Stored data:
============

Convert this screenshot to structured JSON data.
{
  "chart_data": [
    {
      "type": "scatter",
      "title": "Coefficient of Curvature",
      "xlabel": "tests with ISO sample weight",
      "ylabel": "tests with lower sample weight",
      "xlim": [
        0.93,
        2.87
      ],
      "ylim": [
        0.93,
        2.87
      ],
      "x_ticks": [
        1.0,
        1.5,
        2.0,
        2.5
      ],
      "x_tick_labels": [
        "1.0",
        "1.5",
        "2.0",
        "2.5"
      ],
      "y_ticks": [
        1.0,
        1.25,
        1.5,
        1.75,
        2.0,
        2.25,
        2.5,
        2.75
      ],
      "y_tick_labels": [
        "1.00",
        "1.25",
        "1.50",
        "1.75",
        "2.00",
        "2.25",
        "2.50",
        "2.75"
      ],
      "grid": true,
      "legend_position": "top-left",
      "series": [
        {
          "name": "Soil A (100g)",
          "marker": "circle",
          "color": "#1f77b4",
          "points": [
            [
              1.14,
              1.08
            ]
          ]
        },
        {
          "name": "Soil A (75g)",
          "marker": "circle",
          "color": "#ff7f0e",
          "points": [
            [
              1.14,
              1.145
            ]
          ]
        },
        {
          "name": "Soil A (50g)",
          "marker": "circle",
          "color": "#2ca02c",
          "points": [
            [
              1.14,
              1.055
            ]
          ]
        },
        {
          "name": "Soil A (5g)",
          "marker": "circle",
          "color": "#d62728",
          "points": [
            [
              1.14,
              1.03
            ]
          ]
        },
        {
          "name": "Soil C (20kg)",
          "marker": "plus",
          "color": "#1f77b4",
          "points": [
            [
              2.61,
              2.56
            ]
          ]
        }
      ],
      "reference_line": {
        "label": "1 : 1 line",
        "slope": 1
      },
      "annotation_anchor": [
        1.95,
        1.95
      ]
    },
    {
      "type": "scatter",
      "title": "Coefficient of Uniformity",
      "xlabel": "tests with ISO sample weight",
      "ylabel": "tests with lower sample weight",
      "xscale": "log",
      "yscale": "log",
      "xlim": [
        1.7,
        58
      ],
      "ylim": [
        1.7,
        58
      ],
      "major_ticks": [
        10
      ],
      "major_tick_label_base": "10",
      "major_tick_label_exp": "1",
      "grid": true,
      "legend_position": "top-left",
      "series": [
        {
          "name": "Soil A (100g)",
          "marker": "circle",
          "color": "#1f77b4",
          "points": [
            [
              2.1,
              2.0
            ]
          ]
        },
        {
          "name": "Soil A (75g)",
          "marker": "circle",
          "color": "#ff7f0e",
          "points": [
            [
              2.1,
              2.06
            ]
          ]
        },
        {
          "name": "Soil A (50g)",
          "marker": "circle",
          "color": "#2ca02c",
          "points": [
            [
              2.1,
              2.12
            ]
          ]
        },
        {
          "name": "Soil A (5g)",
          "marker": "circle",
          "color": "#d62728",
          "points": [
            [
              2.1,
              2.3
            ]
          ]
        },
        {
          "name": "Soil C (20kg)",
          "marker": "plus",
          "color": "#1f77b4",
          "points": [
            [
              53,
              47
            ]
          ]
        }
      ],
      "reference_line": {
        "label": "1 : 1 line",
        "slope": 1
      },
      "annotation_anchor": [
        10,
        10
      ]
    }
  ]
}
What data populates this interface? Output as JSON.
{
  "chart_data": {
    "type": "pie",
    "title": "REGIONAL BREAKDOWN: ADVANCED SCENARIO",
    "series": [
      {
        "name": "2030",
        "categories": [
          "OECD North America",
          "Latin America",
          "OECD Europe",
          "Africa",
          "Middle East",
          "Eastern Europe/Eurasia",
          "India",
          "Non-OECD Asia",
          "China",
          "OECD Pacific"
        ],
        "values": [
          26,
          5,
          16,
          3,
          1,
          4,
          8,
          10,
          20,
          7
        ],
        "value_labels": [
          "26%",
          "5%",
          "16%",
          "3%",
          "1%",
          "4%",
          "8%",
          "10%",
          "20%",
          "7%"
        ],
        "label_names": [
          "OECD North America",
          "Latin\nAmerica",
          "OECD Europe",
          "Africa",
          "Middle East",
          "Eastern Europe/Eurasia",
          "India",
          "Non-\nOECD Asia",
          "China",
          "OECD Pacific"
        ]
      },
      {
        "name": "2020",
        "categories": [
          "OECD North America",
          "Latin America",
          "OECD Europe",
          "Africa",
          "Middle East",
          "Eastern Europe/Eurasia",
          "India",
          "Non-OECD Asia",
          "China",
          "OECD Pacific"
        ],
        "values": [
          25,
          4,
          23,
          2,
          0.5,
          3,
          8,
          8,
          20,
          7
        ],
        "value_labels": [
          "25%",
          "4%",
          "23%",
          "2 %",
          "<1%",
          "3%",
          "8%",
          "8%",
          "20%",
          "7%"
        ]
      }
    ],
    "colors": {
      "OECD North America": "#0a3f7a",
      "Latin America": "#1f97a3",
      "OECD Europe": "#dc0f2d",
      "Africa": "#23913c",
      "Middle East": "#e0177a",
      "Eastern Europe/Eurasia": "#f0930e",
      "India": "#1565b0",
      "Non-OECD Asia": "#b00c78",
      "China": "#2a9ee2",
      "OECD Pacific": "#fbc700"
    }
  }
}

============

Your instructions: Transcribe, word for word, every line from the one containing "What data populates" through the final line of the entries, and nothing else.

Worked answer:
What data populates this interface? Output as JSON.
{
  "chart_data": {
    "type": "pie",
    "title": "REGIONAL BREAKDOWN: ADVANCED SCENARIO",
    "series": [
      {
        "name": "2030",
        "categories": [
          "OECD North America",
          "Latin America",
          "OECD Europe",
          "Africa",
          "Middle East",
          "Eastern Europe/Eurasia",
          "India",
          "Non-OECD Asia",
          "China",
          "OECD Pacific"
        ],
        "values": [
          26,
          5,
          16,
          3,
          1,
          4,
          8,
          10,
          20,
          7
        ],
        "value_labels": [
          "26%",
          "5%",
          "16%",
          "3%",
          "1%",
          "4%",
          "8%",
          "10%",
          "20%",
          "7%"
        ],
        "label_names": [
          "OECD North America",
          "Latin\nAmerica",
          "OECD Europe",
          "Africa",
          "Middle East",
          "Eastern Europe/Eurasia",
          "India",
          "Non-\nOECD Asia",
          "China",
          "OECD Pacific"
        ]
      },
      {
        "name": "2020",
        "categories": [
          "OECD North America",
          "Latin America",
          "OECD Europe",
          "Africa",
          "Middle East",
          "Eastern Europe/Eurasia",
          "India",
          "Non-OECD Asia",
          "China",
          "OECD Pacific"
        ],
        "values": [
          25,
          4,
          23,
          2,
          0.5,
          3,
          8,
          8,
          20,
          7
        ],
        "value_labels": [
          "25%",
          "4%",
          "23%",
          "2 %",
          "<1%",
          "3%",
          "8%",
          "8%",
          "20%",
          "7%"
        ]
      }
    ],
    "colors": {
      "OECD North America": "#0a3f7a",
      "Latin America": "#1f97a3",
      "OECD Europe": "#dc0f2d",
      "Africa": "#23913c",
      "Middle East": "#e0177a",
      "Eastern Europe/Eurasia": "#f0930e",
      "India": "#1565b0",
      "Non-OECD Asia": "#b00c78",
      "China": "#2a9ee2",
      "OECD Pacific": "#fbc700"
    }
  }
}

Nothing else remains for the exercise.